### Set task
Search the records for "Outubro" and copy each line that holds it.
++++ Dataset rows ++++
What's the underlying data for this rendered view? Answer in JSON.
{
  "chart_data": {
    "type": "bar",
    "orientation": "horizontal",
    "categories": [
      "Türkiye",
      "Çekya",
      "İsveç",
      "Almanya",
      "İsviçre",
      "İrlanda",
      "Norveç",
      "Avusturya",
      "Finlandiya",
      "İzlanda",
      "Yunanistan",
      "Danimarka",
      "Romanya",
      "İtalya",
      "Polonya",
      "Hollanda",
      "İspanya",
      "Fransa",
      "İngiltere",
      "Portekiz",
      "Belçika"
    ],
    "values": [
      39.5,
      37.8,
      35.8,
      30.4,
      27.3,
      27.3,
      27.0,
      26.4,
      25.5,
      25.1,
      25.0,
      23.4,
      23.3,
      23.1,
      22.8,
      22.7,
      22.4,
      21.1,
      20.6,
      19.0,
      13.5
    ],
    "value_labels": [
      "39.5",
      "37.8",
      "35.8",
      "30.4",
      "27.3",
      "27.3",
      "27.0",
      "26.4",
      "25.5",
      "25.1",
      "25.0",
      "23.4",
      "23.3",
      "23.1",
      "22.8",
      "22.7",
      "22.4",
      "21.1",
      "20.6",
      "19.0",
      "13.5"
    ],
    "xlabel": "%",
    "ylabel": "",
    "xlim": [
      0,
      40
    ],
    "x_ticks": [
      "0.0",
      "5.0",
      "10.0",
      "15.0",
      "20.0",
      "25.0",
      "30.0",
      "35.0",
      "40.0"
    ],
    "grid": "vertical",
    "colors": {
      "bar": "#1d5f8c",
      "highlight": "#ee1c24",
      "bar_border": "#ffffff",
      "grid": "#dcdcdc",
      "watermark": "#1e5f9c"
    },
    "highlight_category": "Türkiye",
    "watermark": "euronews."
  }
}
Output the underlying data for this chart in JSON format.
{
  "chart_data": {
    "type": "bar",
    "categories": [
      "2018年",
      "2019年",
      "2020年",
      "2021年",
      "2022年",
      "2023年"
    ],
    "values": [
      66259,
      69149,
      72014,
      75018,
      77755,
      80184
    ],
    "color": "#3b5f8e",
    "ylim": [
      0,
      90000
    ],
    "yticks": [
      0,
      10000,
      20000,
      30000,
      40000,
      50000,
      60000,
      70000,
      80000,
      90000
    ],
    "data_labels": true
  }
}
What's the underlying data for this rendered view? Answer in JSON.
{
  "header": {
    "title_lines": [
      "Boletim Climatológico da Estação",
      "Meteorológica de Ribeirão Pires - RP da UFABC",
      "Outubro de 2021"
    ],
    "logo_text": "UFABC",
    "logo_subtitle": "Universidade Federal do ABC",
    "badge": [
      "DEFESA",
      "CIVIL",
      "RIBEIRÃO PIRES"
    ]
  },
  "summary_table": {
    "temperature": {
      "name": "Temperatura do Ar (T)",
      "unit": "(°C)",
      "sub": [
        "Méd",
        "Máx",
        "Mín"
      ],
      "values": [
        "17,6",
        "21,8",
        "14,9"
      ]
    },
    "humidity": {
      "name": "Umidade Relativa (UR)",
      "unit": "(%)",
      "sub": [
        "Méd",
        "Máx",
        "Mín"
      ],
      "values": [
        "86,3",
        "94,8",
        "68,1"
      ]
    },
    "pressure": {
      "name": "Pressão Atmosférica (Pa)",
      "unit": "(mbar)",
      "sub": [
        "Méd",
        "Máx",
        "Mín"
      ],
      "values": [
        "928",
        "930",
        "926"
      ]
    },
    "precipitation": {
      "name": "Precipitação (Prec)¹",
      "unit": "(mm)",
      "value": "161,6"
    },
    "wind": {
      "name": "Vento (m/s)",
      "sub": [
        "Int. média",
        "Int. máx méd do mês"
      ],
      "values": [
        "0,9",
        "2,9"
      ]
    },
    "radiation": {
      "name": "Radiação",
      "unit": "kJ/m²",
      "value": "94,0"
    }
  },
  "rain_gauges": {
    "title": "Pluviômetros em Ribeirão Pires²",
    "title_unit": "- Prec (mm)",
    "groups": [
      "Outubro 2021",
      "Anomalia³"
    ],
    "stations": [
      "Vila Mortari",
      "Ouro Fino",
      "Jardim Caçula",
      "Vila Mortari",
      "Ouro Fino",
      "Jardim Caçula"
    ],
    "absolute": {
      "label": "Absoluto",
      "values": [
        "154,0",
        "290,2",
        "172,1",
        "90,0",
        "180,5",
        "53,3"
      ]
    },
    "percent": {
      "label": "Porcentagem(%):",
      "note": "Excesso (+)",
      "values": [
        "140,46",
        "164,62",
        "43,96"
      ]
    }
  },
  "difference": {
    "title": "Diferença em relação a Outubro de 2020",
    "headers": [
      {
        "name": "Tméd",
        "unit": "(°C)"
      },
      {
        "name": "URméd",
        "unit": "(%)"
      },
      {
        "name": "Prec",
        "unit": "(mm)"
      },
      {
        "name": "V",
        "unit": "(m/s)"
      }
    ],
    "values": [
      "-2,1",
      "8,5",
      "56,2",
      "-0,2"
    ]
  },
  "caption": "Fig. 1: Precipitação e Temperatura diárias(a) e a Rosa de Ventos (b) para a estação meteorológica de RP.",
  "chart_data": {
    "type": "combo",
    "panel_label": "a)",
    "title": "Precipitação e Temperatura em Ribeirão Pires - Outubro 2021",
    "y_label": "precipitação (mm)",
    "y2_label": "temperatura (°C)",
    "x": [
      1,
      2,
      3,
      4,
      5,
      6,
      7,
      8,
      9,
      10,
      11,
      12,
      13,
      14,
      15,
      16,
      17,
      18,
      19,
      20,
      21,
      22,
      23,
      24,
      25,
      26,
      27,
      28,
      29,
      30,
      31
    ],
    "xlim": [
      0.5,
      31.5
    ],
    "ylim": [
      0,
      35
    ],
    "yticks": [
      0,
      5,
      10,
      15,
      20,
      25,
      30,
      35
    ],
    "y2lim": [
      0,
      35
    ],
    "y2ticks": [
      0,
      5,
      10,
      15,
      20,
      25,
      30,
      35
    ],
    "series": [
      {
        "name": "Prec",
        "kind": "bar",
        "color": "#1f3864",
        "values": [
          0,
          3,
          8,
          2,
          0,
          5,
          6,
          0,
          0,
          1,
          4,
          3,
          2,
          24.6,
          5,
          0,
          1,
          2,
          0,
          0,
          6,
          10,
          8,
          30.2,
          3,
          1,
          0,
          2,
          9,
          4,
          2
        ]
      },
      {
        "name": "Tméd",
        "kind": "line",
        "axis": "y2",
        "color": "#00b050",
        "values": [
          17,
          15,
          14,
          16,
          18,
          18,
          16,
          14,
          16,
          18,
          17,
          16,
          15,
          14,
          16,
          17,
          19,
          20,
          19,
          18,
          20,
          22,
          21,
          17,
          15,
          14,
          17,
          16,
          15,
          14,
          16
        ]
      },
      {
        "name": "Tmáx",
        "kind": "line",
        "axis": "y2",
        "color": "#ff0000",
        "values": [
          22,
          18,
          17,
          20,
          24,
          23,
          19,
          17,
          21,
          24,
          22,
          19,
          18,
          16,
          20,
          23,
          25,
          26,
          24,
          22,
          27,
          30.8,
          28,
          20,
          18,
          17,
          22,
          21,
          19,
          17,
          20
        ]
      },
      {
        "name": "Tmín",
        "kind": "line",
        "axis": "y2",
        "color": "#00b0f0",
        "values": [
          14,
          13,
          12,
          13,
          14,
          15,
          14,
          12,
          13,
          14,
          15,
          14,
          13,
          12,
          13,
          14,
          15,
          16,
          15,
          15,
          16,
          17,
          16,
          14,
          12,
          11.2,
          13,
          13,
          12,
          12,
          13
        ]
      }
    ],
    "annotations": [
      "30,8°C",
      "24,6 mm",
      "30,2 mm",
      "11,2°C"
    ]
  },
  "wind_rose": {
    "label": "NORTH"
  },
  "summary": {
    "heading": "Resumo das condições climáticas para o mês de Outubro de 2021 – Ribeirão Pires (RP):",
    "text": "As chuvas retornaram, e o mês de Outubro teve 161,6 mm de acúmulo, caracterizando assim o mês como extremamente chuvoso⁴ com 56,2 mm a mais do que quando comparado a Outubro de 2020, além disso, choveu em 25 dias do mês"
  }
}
++++
### Response below
      "Outubro de 2021"
      "Outubro 2021",
    "title": "Diferença em relação a Outubro de 2020",
    "title": "Precipitação e Temperatura em Ribeirão Pires - Outubro 2021",
    "heading": "Resumo das condições climáticas para o mês de Outubro de 2021 – Ribeirão Pires (RP):",
    "text": "As chuvas retornaram, e o mês de Outubro teve 161,6 mm de acúmulo, caracterizando assim o mês como extremamente chuvoso⁴ com 56,2 mm a mais do que quando comparado a Outubro de 2020, além disso, choveu em 25 dias do mês"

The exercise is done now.